= TASK REQUIREMENTS =
Write out all of the data exactly as it appears.

= SOURCE RECORDS =

◆ ◆ ◆ ◆

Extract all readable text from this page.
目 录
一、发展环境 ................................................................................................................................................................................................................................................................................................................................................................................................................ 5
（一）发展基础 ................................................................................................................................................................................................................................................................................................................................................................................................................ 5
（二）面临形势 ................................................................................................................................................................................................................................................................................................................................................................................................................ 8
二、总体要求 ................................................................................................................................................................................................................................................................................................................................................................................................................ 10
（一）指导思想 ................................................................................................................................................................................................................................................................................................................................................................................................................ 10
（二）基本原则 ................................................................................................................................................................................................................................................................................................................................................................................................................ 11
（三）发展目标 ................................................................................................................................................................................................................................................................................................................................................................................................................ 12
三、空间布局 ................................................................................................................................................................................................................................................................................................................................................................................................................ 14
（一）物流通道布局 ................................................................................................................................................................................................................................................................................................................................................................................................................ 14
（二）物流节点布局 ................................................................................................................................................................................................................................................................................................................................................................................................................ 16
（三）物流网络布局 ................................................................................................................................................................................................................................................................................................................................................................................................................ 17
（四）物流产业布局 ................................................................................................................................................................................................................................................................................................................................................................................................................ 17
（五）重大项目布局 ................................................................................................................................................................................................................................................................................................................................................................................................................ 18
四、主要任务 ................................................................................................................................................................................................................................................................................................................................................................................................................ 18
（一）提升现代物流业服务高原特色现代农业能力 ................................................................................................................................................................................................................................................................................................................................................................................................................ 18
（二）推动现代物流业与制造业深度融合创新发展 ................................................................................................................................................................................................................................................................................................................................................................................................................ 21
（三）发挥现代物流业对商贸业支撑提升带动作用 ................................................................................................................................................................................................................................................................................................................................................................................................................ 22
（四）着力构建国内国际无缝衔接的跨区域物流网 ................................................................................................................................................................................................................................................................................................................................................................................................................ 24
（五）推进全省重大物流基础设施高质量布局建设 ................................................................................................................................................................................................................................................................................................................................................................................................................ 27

◆ ◆ ◆ ◆

= FINISHED EXERCISE =
Extract all readable text from this page.
目 录
一、发展环境 ................................................................................................................................................................................................................................................................................................................................................................................................................ 5
（一）发展基础 ................................................................................................................................................................................................................................................................................................................................................................................................................ 5
（二）面临形势 ................................................................................................................................................................................................................................................................................................................................................................................................................ 8
二、总体要求 ................................................................................................................................................................................................................................................................................................................................................................................................................ 10
（一）指导思想 ................................................................................................................................................................................................................................................................................................................................................................................................................ 10
（二）基本原则 ................................................................................................................................................................................................................................................................................................................................................................................................................ 11
（三）发展目标 ................................................................................................................................................................................................................................................................................................................................................................................................................ 12
三、空间布局 ................................................................................................................................................................................................................................................................................................................................................................................................................ 14
（一）物流通道布局 ................................................................................................................................................................................................................................................................................................................................................................................................................ 14
（二）物流节点布局 ................................................................................................................................................................................................................................................................................................................................................................................................................ 16
（三）物流网络布局 ................................................................................................................................................................................................................................................................................................................................................................................................................ 17
（四）物流产业布局 ................................................................................................................................................................................................................................................................................................................................................................................................................ 17
（五）重大项目布局 ................................................................................................................................................................................................................................................................................................................................................................................................................ 18
四、主要任务 ................................................................................................................................................................................................................................................................................................................................................................................................................ 18
（一）提升现代物流业服务高原特色现代农业能力 ................................................................................................................................................................................................................................................................................................................................................................................................................ 18
（二）推动现代物流业与制造业深度融合创新发展 ................................................................................................................................................................................................................................................................................................................................................................................................................ 21
（三）发挥现代物流业对商贸业支撑提升带动作用 ................................................................................................................................................................................................................................................................................................................................................................................................................ 22
（四）着力构建国内国际无缝衔接的跨区域物流网 ................................................................................................................................................................................................................................................................................................................................................................................................................ 24
（五）推进全省重大物流基础设施高质量布局建设 ................................................................................................................................................................................................................................................................................................................................................................................................................ 27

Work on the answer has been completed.